China ha anunciado la "conclusión exitosa" de sus ejercicios militares con fuego real alrededor de Taiwán, a pesar de las advertencias y críticas internacionales. Durante dos días, el Ejército Popular de Liberación (EPL) desplegó destructores, fragatas, cazas y bombarderos para simular un bloqueo de los principales puertos taiwaneses y ataques a objetivos marítimos de la isla.
Pekín calificó estas maniobras, que incluyeron el lanzamiento de misiles, como una "severa advertencia a las fuerzas separatistas de Taiwán y a las fuerzas externas que interfieren". Sin embargo, el gobierno taiwanés las tildó de "altamente provocadoras y temerarias", y aseguró que no lograron imponer un cerco a su territorio.
Horas después del fin de los ejercicios, la Guardia Costera de Taiwán informó que los buques de guerra chinos habían comenzado a retirarse, aunque algunos aún permanecían en la zona. "No podemos bajar la guardia", advirtió un oficial.
Las tensiones entre China y Taiwán se han intensificado en los últimos meses, después de que Estados Unidos autorizara una venta récord de armamento a la isla y de que Japón sugiriera responder militarmente en caso de una agresión de Pekín. Tanto Japón como Australia han condenado los "ejercicios desestabilizadores" de China, que a su vez ha acusado a estos países de "hacer la vista gorda" ante las "fuerzas separatistas" de Taiwán.
El presidente taiwanés, Lai Ching-te, alertó que estas maniobras militares "no son un incidente aislado" y suponen "riesgos significativos" para la región, el comercio y la paz mundial. Ante este escenario, la comunidad internacional sigue atenta a los próximos movimientos de China y Taiwán, en medio de una creciente tensión geopolítica en el estrecho de Taiwán.

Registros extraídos
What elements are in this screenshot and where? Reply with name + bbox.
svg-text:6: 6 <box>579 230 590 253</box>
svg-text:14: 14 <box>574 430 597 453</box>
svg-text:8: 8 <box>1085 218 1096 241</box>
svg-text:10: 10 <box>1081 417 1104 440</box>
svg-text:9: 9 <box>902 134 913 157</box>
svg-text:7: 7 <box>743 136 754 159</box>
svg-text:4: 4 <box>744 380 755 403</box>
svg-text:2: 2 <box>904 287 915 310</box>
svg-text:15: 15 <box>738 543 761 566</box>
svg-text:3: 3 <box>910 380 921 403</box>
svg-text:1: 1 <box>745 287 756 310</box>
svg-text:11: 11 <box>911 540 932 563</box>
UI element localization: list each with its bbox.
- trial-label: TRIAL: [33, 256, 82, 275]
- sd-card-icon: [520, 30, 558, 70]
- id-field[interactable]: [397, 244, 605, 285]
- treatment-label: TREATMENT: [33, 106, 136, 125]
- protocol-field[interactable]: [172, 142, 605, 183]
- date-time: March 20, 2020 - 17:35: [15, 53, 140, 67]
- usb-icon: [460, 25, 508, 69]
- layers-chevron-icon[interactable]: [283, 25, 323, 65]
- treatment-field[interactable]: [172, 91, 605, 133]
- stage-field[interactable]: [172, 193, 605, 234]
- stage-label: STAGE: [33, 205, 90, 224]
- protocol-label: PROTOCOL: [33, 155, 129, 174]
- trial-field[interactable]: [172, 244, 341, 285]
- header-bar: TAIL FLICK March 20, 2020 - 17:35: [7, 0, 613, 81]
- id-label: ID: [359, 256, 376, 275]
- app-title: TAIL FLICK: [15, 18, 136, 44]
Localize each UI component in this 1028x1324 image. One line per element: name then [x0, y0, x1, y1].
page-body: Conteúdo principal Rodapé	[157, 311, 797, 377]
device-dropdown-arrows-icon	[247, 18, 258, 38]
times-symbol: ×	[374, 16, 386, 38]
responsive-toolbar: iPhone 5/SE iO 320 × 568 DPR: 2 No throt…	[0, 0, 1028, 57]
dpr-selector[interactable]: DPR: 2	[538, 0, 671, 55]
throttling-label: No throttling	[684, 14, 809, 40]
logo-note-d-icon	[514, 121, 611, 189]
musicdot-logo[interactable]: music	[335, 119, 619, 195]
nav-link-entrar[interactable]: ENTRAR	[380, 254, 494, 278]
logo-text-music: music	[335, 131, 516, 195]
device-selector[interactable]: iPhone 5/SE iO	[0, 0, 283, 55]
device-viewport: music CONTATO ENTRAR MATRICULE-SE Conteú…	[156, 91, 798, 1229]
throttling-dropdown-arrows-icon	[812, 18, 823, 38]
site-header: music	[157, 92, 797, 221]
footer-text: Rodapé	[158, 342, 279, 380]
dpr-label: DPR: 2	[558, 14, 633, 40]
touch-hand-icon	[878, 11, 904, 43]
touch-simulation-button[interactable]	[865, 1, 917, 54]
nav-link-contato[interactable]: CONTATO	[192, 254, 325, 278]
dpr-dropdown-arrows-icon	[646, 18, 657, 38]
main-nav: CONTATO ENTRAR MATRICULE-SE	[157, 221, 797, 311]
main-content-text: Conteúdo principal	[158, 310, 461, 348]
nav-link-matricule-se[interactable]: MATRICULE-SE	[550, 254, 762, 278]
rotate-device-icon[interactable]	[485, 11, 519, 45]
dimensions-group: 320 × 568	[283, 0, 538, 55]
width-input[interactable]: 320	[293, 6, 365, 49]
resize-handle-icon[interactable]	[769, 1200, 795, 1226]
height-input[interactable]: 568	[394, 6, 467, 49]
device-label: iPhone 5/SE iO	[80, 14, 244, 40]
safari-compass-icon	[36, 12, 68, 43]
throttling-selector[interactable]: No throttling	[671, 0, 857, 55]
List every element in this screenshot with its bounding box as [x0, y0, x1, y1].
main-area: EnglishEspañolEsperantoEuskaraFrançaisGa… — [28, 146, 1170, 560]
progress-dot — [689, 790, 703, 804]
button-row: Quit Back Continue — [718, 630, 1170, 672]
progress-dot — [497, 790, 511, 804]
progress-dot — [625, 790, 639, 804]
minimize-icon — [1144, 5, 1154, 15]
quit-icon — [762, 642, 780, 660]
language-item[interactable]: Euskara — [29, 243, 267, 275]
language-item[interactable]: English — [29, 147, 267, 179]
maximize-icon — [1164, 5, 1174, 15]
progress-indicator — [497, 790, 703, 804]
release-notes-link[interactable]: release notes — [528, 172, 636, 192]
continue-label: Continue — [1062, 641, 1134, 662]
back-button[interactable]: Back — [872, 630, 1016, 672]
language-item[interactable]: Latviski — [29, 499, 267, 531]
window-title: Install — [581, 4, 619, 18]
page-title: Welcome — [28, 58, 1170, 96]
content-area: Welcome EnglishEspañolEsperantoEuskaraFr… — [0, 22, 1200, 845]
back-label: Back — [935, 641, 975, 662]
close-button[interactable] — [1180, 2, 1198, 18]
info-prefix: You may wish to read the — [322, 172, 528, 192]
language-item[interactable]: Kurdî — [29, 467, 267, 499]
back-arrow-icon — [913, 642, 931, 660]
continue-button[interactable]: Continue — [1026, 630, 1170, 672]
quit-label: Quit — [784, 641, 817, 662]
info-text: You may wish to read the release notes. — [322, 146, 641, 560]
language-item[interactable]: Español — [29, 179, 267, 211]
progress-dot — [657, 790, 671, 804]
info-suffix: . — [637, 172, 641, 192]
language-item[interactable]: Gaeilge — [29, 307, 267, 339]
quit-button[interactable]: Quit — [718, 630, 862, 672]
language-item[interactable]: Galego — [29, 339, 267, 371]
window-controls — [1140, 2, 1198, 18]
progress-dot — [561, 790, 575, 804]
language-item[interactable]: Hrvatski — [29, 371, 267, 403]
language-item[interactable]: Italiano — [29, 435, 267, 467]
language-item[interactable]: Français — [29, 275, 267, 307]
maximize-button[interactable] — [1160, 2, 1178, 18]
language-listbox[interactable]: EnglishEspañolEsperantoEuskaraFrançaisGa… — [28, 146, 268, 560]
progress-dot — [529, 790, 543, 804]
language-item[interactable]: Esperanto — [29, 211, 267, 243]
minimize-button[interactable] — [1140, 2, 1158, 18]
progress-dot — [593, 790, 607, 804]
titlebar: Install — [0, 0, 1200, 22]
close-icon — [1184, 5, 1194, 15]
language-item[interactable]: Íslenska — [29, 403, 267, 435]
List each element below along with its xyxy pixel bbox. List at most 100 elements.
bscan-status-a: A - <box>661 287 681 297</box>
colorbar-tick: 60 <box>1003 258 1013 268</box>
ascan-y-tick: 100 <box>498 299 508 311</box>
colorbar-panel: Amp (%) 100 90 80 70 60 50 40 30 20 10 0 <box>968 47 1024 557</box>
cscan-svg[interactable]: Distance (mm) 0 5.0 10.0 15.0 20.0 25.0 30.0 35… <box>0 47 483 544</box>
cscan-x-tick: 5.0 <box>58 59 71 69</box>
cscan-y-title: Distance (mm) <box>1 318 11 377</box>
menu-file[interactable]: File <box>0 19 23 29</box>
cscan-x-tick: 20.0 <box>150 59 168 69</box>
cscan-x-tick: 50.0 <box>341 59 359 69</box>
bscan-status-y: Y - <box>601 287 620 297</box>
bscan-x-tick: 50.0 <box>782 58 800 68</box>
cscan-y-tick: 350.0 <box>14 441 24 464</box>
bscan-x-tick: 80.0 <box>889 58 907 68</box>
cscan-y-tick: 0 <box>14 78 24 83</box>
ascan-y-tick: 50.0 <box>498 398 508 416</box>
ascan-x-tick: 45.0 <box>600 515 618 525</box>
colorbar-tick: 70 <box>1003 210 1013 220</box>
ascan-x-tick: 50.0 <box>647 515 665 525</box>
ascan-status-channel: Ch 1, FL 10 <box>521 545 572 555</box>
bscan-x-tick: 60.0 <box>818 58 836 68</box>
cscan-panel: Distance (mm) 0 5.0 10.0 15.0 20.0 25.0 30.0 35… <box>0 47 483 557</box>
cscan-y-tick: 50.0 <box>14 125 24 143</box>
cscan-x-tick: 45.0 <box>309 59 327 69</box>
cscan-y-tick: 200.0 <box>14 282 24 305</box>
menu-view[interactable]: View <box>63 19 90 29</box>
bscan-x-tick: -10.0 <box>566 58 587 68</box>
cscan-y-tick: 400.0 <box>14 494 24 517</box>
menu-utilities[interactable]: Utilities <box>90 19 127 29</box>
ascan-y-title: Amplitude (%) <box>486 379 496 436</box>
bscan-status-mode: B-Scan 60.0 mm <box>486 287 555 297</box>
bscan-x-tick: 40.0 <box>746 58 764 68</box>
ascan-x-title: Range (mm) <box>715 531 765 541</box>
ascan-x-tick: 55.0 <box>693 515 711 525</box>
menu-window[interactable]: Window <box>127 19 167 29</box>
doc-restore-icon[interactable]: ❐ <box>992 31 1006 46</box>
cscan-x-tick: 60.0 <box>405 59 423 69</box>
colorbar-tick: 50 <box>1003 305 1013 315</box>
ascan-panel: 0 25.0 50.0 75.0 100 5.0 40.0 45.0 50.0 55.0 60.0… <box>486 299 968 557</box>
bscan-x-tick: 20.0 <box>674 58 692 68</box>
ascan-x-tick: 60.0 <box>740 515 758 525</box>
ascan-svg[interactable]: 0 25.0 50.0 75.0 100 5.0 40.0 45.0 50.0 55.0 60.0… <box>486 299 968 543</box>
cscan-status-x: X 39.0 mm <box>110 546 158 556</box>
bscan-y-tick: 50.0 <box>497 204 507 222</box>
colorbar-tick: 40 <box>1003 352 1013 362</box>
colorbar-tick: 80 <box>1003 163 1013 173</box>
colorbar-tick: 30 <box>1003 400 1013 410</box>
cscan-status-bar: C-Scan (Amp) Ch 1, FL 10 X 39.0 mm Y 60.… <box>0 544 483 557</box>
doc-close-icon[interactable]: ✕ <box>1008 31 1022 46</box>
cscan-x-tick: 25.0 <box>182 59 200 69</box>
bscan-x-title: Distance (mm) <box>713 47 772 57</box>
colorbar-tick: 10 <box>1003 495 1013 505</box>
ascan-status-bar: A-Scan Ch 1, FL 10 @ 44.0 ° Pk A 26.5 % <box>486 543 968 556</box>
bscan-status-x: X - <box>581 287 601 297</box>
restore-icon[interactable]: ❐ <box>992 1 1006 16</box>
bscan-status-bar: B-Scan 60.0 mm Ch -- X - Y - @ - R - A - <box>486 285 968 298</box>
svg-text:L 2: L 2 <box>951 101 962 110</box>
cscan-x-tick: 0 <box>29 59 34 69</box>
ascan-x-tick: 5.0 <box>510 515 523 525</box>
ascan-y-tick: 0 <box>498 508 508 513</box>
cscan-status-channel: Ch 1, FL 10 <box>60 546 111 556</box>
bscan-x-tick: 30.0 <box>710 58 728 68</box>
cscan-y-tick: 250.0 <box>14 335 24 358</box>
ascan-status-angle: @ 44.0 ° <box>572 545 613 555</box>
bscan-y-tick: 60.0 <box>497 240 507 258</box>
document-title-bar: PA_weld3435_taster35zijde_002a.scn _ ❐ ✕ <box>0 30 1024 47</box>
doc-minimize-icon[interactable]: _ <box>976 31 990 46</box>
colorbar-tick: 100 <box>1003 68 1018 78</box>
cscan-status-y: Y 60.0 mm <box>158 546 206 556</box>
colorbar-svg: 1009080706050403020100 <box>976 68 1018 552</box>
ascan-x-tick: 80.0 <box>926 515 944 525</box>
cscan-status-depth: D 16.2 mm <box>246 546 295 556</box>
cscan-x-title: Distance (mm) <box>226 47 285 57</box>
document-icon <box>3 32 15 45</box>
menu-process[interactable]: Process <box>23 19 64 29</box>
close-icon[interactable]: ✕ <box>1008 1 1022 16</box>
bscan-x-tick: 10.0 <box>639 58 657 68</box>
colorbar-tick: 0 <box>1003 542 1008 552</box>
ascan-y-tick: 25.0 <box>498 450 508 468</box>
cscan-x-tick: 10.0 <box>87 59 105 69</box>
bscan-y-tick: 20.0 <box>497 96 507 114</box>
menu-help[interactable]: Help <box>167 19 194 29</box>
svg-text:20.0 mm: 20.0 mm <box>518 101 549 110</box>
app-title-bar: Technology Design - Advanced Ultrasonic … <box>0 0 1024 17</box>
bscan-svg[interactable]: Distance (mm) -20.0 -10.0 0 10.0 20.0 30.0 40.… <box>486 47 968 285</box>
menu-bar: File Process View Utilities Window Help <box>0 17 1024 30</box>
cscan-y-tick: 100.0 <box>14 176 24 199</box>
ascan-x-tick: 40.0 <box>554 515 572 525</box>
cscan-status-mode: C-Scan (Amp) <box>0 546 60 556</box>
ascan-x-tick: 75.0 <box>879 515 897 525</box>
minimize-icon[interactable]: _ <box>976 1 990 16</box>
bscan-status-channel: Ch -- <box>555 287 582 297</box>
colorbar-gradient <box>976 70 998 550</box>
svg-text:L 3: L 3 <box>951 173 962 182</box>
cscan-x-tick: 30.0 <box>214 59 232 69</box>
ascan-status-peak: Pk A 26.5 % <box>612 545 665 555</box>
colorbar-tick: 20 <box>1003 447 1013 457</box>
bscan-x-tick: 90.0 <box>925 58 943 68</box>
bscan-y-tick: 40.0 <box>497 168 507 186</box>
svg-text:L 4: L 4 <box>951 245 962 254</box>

- **Tareas por realizar**
**1.** Según el texto sobre los ejercicios militares de China alrededor de Taiwán, ¿cuántos días duraron las maniobras del Ejército Popular de Liberación?
**2.** Reproduce sin cambios el fragmento del texto sobre los ejercicios militares de China alrededor de Taiwán que va desde "China ha anunciado" hasta "de la isla.", ambos incluidos.

- **Respuestas de la actividad**
**1.** Duraron dos días.

**2.**
China ha anunciado la "conclusión exitosa" de sus ejercicios militares con fuego real alrededor de Taiwán, a pesar de las advertencias y críticas internacionales. Durante dos días, el Ejército Popular de Liberación (EPL) desplegó destructores, fragatas, cazas y bombarderos para simular un bloqueo de los principales puertos taiwaneses y ataques a objetivos marítimos de la isla.